SOURCE RECORDS:
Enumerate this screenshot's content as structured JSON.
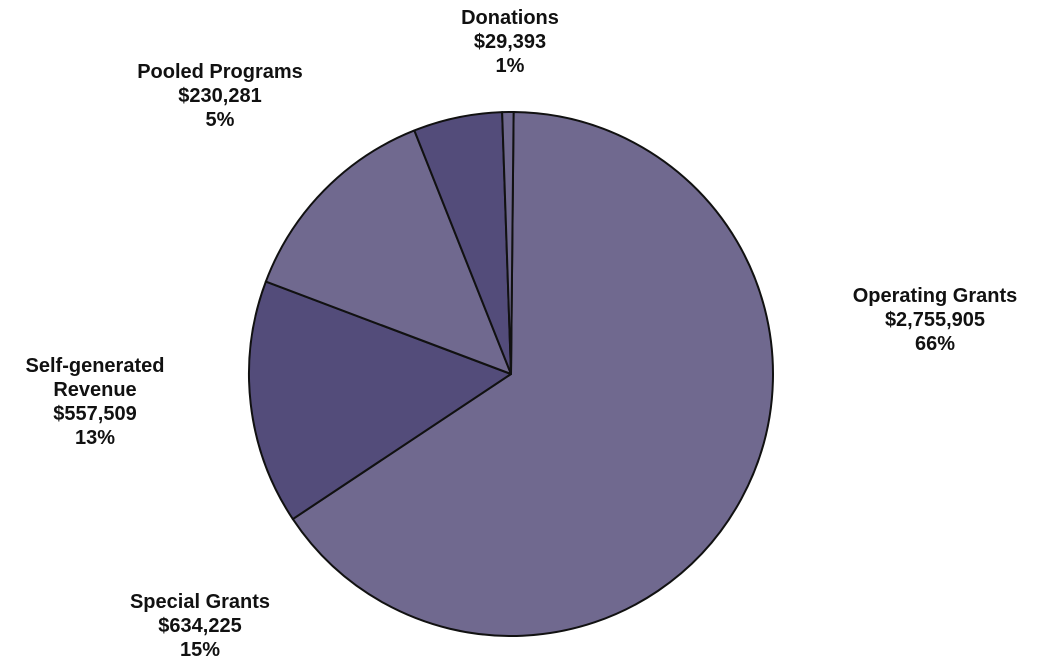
{
  "chart_data": {
    "type": "pie",
    "title": "",
    "slices": [
      {
        "name": "Operating Grants",
        "value": 2755905,
        "value_label": "$2,755,905",
        "percent_label": "66%",
        "color": "#70698f"
      },
      {
        "name": "Special Grants",
        "value": 634225,
        "value_label": "$634,225",
        "percent_label": "15%",
        "color": "#534c7a"
      },
      {
        "name": "Self-generated Revenue",
        "name_lines": [
          "Self-generated",
          "Revenue"
        ],
        "value": 557509,
        "value_label": "$557,509",
        "percent_label": "13%",
        "color": "#70698f"
      },
      {
        "name": "Pooled Programs",
        "value": 230281,
        "value_label": "$230,281",
        "percent_label": "5%",
        "color": "#534c7a"
      },
      {
        "name": "Donations",
        "value": 29393,
        "value_label": "$29,393",
        "percent_label": "1%",
        "color": "#70698f"
      }
    ]
  }
}
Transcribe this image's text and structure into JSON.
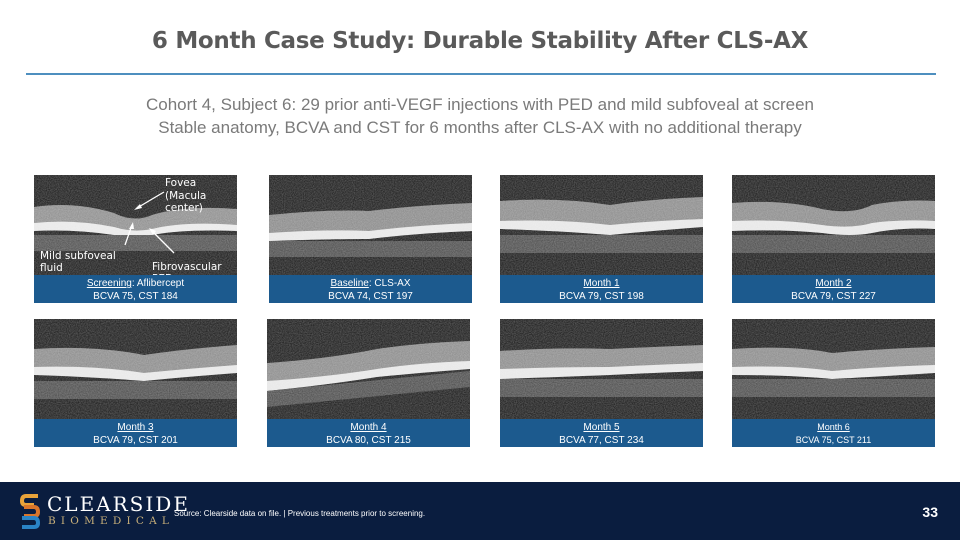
{
  "slide": {
    "title": "6 Month Case Study: Durable Stability After CLS-AX",
    "subtitle_line1": "Cohort 4, Subject 6: 29 prior anti-VEGF injections with PED and mild subfoveal at screen",
    "subtitle_line2": "Stable anatomy, BCVA and CST for 6 months after CLS-AX with no additional therapy",
    "page_number": "33"
  },
  "annotations": {
    "fovea": "Fovea",
    "macula": "(Macula center)",
    "fluid_line1": "Mild subfoveal",
    "fluid_line2": "fluid",
    "ped": "Fibrovascular PED"
  },
  "panels": [
    {
      "label": "Screening",
      "label_suffix": ": Aflibercept",
      "stats": "BCVA 75, CST 184"
    },
    {
      "label": "Baseline",
      "label_suffix": ": CLS-AX",
      "stats": "BCVA 74, CST 197"
    },
    {
      "label": "Month 1",
      "label_suffix": "",
      "stats": "BCVA 79, CST 198"
    },
    {
      "label": "Month 2",
      "label_suffix": "",
      "stats": "BCVA 79, CST 227"
    },
    {
      "label": "Month 3",
      "label_suffix": "",
      "stats": "BCVA 79, CST 201"
    },
    {
      "label": "Month 4",
      "label_suffix": "",
      "stats": "BCVA 80, CST  215"
    },
    {
      "label": "Month 5",
      "label_suffix": "",
      "stats": "BCVA 77, CST 234"
    },
    {
      "label": "Month 6",
      "label_suffix": "",
      "stats": "BCVA 75, CST 211"
    }
  ],
  "footer": {
    "logo_line1": "CLEARSIDE",
    "logo_line2": "BIOMEDICAL",
    "source": "Source: Clearside data on file. | Previous treatments prior to screening."
  },
  "colors": {
    "caption_bg": "#1c5a8e",
    "rule": "#4e8fbf",
    "footer_bg": "#0a1d3f",
    "logo_gold": "#c9b07a"
  }
}
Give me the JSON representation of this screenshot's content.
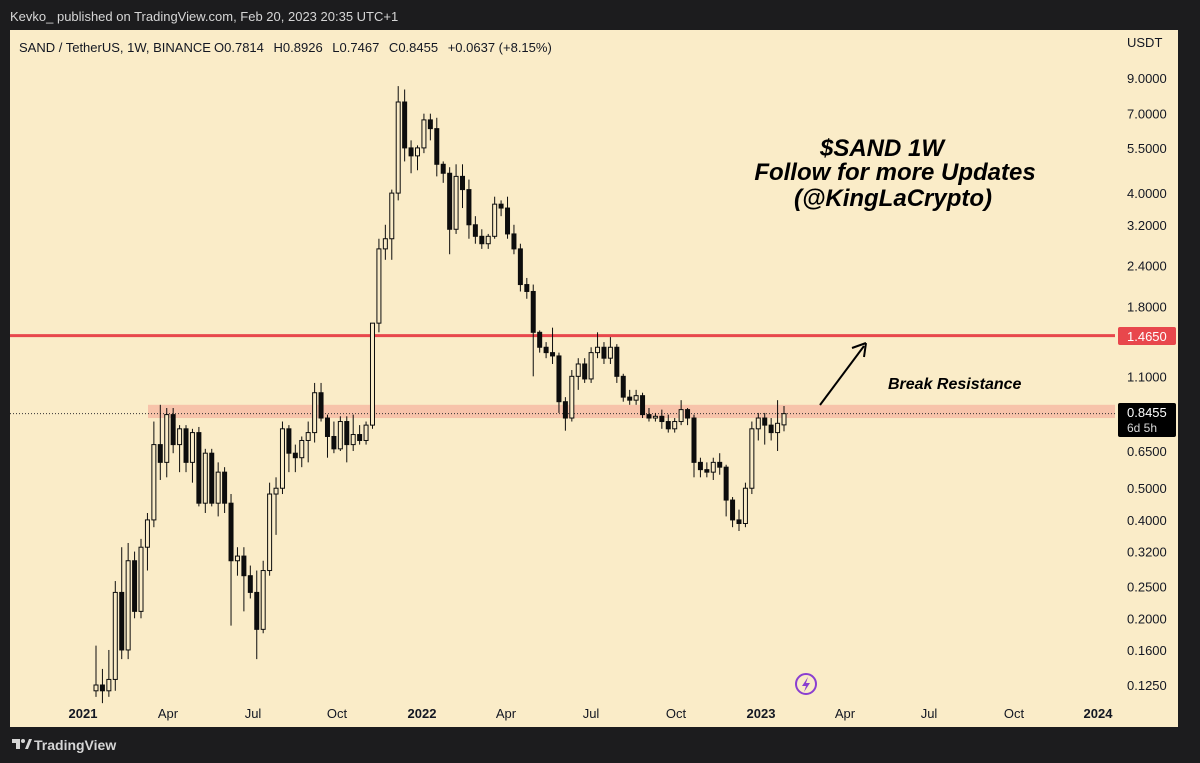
{
  "header": {
    "publisher_line": "Kevko_ published on TradingView.com, Feb 20, 2023 20:35 UTC+1"
  },
  "legend": {
    "symbol": "SAND / TetherUS, 1W, BINANCE",
    "o_label": "O",
    "open": "0.7814",
    "h_label": "H",
    "high": "0.8926",
    "l_label": "L",
    "low": "0.7467",
    "c_label": "C",
    "close": "0.8455",
    "change": "+0.0637 (+8.15%)"
  },
  "annotation": {
    "line1": "$SAND 1W",
    "line2": "Follow for more Updates",
    "line3": "(@KingLaCrypto)",
    "break_label": "Break Resistance"
  },
  "axis": {
    "currency": "USDT"
  },
  "price_tag": {
    "value": "0.8455",
    "countdown": "6d 5h"
  },
  "resistance_tag": {
    "value": "1.4650"
  },
  "footer": {
    "brand": "TradingView"
  },
  "colors": {
    "background": "#faecc8",
    "candle": "#0d0d0d",
    "resistance": "#e8474c",
    "zone": "#f6bca4",
    "axis_tag": "#000000"
  },
  "icons": {
    "lightning": "lightning-icon",
    "logo": "tradingview-logo-icon"
  },
  "chart_data": {
    "type": "candlestick",
    "y_scale": "log",
    "y_ticks": [
      9.0,
      7.0,
      5.5,
      4.0,
      3.2,
      2.4,
      1.8,
      1.1,
      0.65,
      0.5,
      0.4,
      0.32,
      0.25,
      0.2,
      0.16,
      0.125
    ],
    "y_tick_labels": [
      "9.0000",
      "7.0000",
      "5.5000",
      "4.0000",
      "3.2000",
      "2.4000",
      "1.8000",
      "1.1000",
      "0.6500",
      "0.5000",
      "0.4000",
      "0.3200",
      "0.2500",
      "0.2000",
      "0.1600",
      "0.1250"
    ],
    "x_ticks": [
      "2021",
      "Apr",
      "Jul",
      "Oct",
      "2022",
      "Apr",
      "Jul",
      "Oct",
      "2023",
      "Apr",
      "Jul",
      "Oct",
      "2024"
    ],
    "x_ticks_bold": [
      true,
      false,
      false,
      false,
      true,
      false,
      false,
      false,
      true,
      false,
      false,
      false,
      true
    ],
    "resistance_level": 1.465,
    "support_zone": [
      0.82,
      0.9
    ],
    "last_price": 0.8455,
    "candles": [
      {
        "o": 0.12,
        "h": 0.165,
        "l": 0.115,
        "c": 0.125
      },
      {
        "o": 0.125,
        "h": 0.14,
        "l": 0.11,
        "c": 0.12
      },
      {
        "o": 0.12,
        "h": 0.16,
        "l": 0.115,
        "c": 0.13
      },
      {
        "o": 0.13,
        "h": 0.26,
        "l": 0.12,
        "c": 0.24
      },
      {
        "o": 0.24,
        "h": 0.33,
        "l": 0.15,
        "c": 0.16
      },
      {
        "o": 0.16,
        "h": 0.34,
        "l": 0.15,
        "c": 0.3
      },
      {
        "o": 0.3,
        "h": 0.32,
        "l": 0.2,
        "c": 0.21
      },
      {
        "o": 0.21,
        "h": 0.35,
        "l": 0.2,
        "c": 0.33
      },
      {
        "o": 0.33,
        "h": 0.42,
        "l": 0.28,
        "c": 0.4
      },
      {
        "o": 0.4,
        "h": 0.8,
        "l": 0.38,
        "c": 0.68
      },
      {
        "o": 0.68,
        "h": 0.9,
        "l": 0.53,
        "c": 0.6
      },
      {
        "o": 0.6,
        "h": 0.88,
        "l": 0.54,
        "c": 0.84
      },
      {
        "o": 0.84,
        "h": 0.88,
        "l": 0.64,
        "c": 0.68
      },
      {
        "o": 0.68,
        "h": 0.78,
        "l": 0.56,
        "c": 0.76
      },
      {
        "o": 0.76,
        "h": 0.78,
        "l": 0.56,
        "c": 0.6
      },
      {
        "o": 0.6,
        "h": 0.76,
        "l": 0.52,
        "c": 0.74
      },
      {
        "o": 0.74,
        "h": 0.77,
        "l": 0.44,
        "c": 0.45
      },
      {
        "o": 0.45,
        "h": 0.66,
        "l": 0.42,
        "c": 0.64
      },
      {
        "o": 0.64,
        "h": 0.66,
        "l": 0.44,
        "c": 0.45
      },
      {
        "o": 0.45,
        "h": 0.6,
        "l": 0.41,
        "c": 0.56
      },
      {
        "o": 0.56,
        "h": 0.58,
        "l": 0.42,
        "c": 0.45
      },
      {
        "o": 0.45,
        "h": 0.48,
        "l": 0.19,
        "c": 0.3
      },
      {
        "o": 0.3,
        "h": 0.33,
        "l": 0.27,
        "c": 0.31
      },
      {
        "o": 0.31,
        "h": 0.33,
        "l": 0.21,
        "c": 0.27
      },
      {
        "o": 0.27,
        "h": 0.29,
        "l": 0.23,
        "c": 0.24
      },
      {
        "o": 0.24,
        "h": 0.28,
        "l": 0.15,
        "c": 0.185
      },
      {
        "o": 0.185,
        "h": 0.3,
        "l": 0.18,
        "c": 0.28
      },
      {
        "o": 0.28,
        "h": 0.52,
        "l": 0.27,
        "c": 0.48
      },
      {
        "o": 0.48,
        "h": 0.54,
        "l": 0.36,
        "c": 0.5
      },
      {
        "o": 0.5,
        "h": 0.8,
        "l": 0.48,
        "c": 0.76
      },
      {
        "o": 0.76,
        "h": 0.78,
        "l": 0.56,
        "c": 0.64
      },
      {
        "o": 0.64,
        "h": 0.68,
        "l": 0.56,
        "c": 0.62
      },
      {
        "o": 0.62,
        "h": 0.72,
        "l": 0.58,
        "c": 0.7
      },
      {
        "o": 0.7,
        "h": 0.8,
        "l": 0.6,
        "c": 0.74
      },
      {
        "o": 0.74,
        "h": 1.05,
        "l": 0.69,
        "c": 0.98
      },
      {
        "o": 0.98,
        "h": 1.05,
        "l": 0.8,
        "c": 0.82
      },
      {
        "o": 0.82,
        "h": 0.84,
        "l": 0.62,
        "c": 0.72
      },
      {
        "o": 0.72,
        "h": 0.8,
        "l": 0.64,
        "c": 0.66
      },
      {
        "o": 0.66,
        "h": 0.83,
        "l": 0.65,
        "c": 0.8
      },
      {
        "o": 0.8,
        "h": 0.83,
        "l": 0.6,
        "c": 0.68
      },
      {
        "o": 0.68,
        "h": 0.84,
        "l": 0.65,
        "c": 0.73
      },
      {
        "o": 0.73,
        "h": 0.78,
        "l": 0.68,
        "c": 0.7
      },
      {
        "o": 0.7,
        "h": 0.8,
        "l": 0.68,
        "c": 0.78
      },
      {
        "o": 0.78,
        "h": 1.6,
        "l": 0.76,
        "c": 1.6
      },
      {
        "o": 1.6,
        "h": 2.9,
        "l": 1.5,
        "c": 2.7
      },
      {
        "o": 2.7,
        "h": 3.2,
        "l": 2.5,
        "c": 2.9
      },
      {
        "o": 2.9,
        "h": 4.1,
        "l": 2.5,
        "c": 4.0
      },
      {
        "o": 4.0,
        "h": 8.5,
        "l": 3.8,
        "c": 7.6
      },
      {
        "o": 7.6,
        "h": 8.3,
        "l": 5.0,
        "c": 5.5
      },
      {
        "o": 5.5,
        "h": 5.8,
        "l": 4.6,
        "c": 5.2
      },
      {
        "o": 5.2,
        "h": 5.6,
        "l": 4.7,
        "c": 5.5
      },
      {
        "o": 5.5,
        "h": 7.0,
        "l": 5.3,
        "c": 6.7
      },
      {
        "o": 6.7,
        "h": 7.0,
        "l": 5.8,
        "c": 6.3
      },
      {
        "o": 6.3,
        "h": 6.8,
        "l": 4.5,
        "c": 4.9
      },
      {
        "o": 4.9,
        "h": 5.0,
        "l": 4.3,
        "c": 4.6
      },
      {
        "o": 4.6,
        "h": 4.8,
        "l": 2.6,
        "c": 3.1
      },
      {
        "o": 3.1,
        "h": 4.9,
        "l": 3.0,
        "c": 4.5
      },
      {
        "o": 4.5,
        "h": 4.9,
        "l": 3.6,
        "c": 4.1
      },
      {
        "o": 4.1,
        "h": 4.4,
        "l": 2.9,
        "c": 3.2
      },
      {
        "o": 3.2,
        "h": 3.4,
        "l": 2.8,
        "c": 2.95
      },
      {
        "o": 2.95,
        "h": 3.1,
        "l": 2.7,
        "c": 2.8
      },
      {
        "o": 2.8,
        "h": 3.0,
        "l": 2.7,
        "c": 2.95
      },
      {
        "o": 2.95,
        "h": 3.9,
        "l": 2.9,
        "c": 3.7
      },
      {
        "o": 3.7,
        "h": 3.8,
        "l": 3.4,
        "c": 3.6
      },
      {
        "o": 3.6,
        "h": 3.9,
        "l": 2.9,
        "c": 3.0
      },
      {
        "o": 3.0,
        "h": 3.2,
        "l": 2.6,
        "c": 2.7
      },
      {
        "o": 2.7,
        "h": 2.8,
        "l": 2.0,
        "c": 2.1
      },
      {
        "o": 2.1,
        "h": 2.2,
        "l": 1.9,
        "c": 2.0
      },
      {
        "o": 2.0,
        "h": 2.1,
        "l": 1.1,
        "c": 1.5
      },
      {
        "o": 1.5,
        "h": 1.52,
        "l": 1.3,
        "c": 1.35
      },
      {
        "o": 1.35,
        "h": 1.4,
        "l": 1.25,
        "c": 1.3
      },
      {
        "o": 1.3,
        "h": 1.55,
        "l": 1.2,
        "c": 1.27
      },
      {
        "o": 1.27,
        "h": 1.3,
        "l": 0.85,
        "c": 0.92
      },
      {
        "o": 0.92,
        "h": 0.95,
        "l": 0.75,
        "c": 0.82
      },
      {
        "o": 0.82,
        "h": 1.15,
        "l": 0.8,
        "c": 1.1
      },
      {
        "o": 1.1,
        "h": 1.25,
        "l": 1.0,
        "c": 1.2
      },
      {
        "o": 1.2,
        "h": 1.25,
        "l": 1.05,
        "c": 1.08
      },
      {
        "o": 1.08,
        "h": 1.35,
        "l": 1.05,
        "c": 1.3
      },
      {
        "o": 1.3,
        "h": 1.5,
        "l": 1.25,
        "c": 1.35
      },
      {
        "o": 1.35,
        "h": 1.4,
        "l": 1.2,
        "c": 1.25
      },
      {
        "o": 1.25,
        "h": 1.45,
        "l": 1.2,
        "c": 1.35
      },
      {
        "o": 1.35,
        "h": 1.38,
        "l": 1.05,
        "c": 1.1
      },
      {
        "o": 1.1,
        "h": 1.12,
        "l": 0.92,
        "c": 0.95
      },
      {
        "o": 0.95,
        "h": 1.0,
        "l": 0.9,
        "c": 0.93
      },
      {
        "o": 0.93,
        "h": 1.0,
        "l": 0.9,
        "c": 0.96
      },
      {
        "o": 0.96,
        "h": 0.98,
        "l": 0.82,
        "c": 0.84
      },
      {
        "o": 0.84,
        "h": 0.88,
        "l": 0.8,
        "c": 0.82
      },
      {
        "o": 0.82,
        "h": 0.85,
        "l": 0.8,
        "c": 0.83
      },
      {
        "o": 0.83,
        "h": 0.87,
        "l": 0.76,
        "c": 0.8
      },
      {
        "o": 0.8,
        "h": 0.84,
        "l": 0.74,
        "c": 0.76
      },
      {
        "o": 0.76,
        "h": 0.82,
        "l": 0.74,
        "c": 0.8
      },
      {
        "o": 0.8,
        "h": 0.93,
        "l": 0.78,
        "c": 0.87
      },
      {
        "o": 0.87,
        "h": 0.88,
        "l": 0.78,
        "c": 0.82
      },
      {
        "o": 0.82,
        "h": 0.84,
        "l": 0.54,
        "c": 0.6
      },
      {
        "o": 0.6,
        "h": 0.62,
        "l": 0.54,
        "c": 0.57
      },
      {
        "o": 0.57,
        "h": 0.6,
        "l": 0.54,
        "c": 0.56
      },
      {
        "o": 0.56,
        "h": 0.62,
        "l": 0.53,
        "c": 0.6
      },
      {
        "o": 0.6,
        "h": 0.64,
        "l": 0.55,
        "c": 0.58
      },
      {
        "o": 0.58,
        "h": 0.59,
        "l": 0.41,
        "c": 0.46
      },
      {
        "o": 0.46,
        "h": 0.47,
        "l": 0.38,
        "c": 0.4
      },
      {
        "o": 0.4,
        "h": 0.43,
        "l": 0.37,
        "c": 0.39
      },
      {
        "o": 0.39,
        "h": 0.52,
        "l": 0.38,
        "c": 0.5
      },
      {
        "o": 0.5,
        "h": 0.8,
        "l": 0.48,
        "c": 0.76
      },
      {
        "o": 0.76,
        "h": 0.85,
        "l": 0.7,
        "c": 0.82
      },
      {
        "o": 0.82,
        "h": 0.85,
        "l": 0.68,
        "c": 0.78
      },
      {
        "o": 0.78,
        "h": 0.82,
        "l": 0.7,
        "c": 0.74
      },
      {
        "o": 0.74,
        "h": 0.93,
        "l": 0.65,
        "c": 0.79
      },
      {
        "o": 0.7814,
        "h": 0.8926,
        "l": 0.7467,
        "c": 0.8455
      }
    ]
  }
}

TASK STATEMENT: Each line holding "with" must be found and copied.

ANSWER IN FULL:
    "subtitle_line1": "Cohort 4, Subject 6: 29 prior anti-VEGF injections with PED and mild subfoveal at screen",
    "subtitle_line2": "Stable anatomy, BCVA and CST for 6 months after CLS-AX with no additional therapy",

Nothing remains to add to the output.